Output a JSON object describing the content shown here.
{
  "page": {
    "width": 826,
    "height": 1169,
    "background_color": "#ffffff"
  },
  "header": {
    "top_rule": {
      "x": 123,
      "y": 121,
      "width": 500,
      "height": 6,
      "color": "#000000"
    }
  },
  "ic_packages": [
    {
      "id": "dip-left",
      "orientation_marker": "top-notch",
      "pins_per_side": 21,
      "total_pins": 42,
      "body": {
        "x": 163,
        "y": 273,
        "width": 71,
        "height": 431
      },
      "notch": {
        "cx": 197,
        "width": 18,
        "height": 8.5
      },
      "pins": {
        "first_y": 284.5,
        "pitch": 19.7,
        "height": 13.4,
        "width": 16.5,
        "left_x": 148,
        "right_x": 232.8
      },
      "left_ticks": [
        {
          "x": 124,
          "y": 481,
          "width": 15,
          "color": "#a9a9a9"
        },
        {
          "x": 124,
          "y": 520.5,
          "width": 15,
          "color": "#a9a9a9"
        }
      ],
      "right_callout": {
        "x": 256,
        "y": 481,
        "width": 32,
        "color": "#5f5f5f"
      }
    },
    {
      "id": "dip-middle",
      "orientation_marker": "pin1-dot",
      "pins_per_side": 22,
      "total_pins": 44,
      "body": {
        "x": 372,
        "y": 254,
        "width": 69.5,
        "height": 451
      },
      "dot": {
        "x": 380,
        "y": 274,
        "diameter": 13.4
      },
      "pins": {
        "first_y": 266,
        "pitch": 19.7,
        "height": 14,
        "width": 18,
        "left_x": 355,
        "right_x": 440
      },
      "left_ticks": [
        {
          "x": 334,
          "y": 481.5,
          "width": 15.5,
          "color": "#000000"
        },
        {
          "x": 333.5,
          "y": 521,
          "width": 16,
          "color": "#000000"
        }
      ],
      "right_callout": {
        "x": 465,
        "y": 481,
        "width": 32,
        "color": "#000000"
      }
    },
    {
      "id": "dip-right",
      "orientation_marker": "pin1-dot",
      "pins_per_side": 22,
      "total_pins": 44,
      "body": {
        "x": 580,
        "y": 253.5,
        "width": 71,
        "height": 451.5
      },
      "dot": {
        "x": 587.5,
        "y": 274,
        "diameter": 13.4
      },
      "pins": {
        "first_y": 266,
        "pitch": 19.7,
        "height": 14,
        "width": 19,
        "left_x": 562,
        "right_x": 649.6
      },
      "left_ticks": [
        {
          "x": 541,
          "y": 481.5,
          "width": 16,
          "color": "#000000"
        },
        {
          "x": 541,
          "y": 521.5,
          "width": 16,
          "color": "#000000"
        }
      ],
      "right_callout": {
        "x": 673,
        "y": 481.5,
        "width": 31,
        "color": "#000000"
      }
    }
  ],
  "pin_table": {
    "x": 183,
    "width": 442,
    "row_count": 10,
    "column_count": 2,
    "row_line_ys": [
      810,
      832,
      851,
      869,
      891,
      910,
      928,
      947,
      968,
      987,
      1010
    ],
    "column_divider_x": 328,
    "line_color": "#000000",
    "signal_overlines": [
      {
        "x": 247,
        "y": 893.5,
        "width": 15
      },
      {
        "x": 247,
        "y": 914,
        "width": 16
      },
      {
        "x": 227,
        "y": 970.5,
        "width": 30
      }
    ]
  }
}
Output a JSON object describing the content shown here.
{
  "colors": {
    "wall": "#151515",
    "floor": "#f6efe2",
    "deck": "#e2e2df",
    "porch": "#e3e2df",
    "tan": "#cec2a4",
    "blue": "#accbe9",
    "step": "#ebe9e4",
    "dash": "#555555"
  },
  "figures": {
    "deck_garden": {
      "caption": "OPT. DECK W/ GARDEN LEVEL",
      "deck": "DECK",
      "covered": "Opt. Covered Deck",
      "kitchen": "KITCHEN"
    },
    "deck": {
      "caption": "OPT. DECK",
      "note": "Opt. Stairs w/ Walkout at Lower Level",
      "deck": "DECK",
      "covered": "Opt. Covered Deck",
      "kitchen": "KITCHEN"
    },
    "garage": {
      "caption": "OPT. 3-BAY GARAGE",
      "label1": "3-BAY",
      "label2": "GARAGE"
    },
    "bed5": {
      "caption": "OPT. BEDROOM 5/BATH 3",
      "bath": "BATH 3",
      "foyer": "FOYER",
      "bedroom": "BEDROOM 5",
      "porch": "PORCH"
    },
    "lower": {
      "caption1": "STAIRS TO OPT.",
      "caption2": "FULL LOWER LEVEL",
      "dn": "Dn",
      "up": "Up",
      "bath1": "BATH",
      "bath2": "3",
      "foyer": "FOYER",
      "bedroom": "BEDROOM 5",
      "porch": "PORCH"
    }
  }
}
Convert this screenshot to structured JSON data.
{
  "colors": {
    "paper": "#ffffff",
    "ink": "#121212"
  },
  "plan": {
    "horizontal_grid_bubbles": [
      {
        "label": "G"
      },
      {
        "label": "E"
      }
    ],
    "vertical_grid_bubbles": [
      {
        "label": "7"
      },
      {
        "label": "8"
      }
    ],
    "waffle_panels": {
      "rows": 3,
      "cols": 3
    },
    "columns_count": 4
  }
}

···

What to work on:
In the records above, locate every line with the string "ffffff" and copy it.

Correct output:
    "background_color": "#ffffff"
    "paper": "#ffffff",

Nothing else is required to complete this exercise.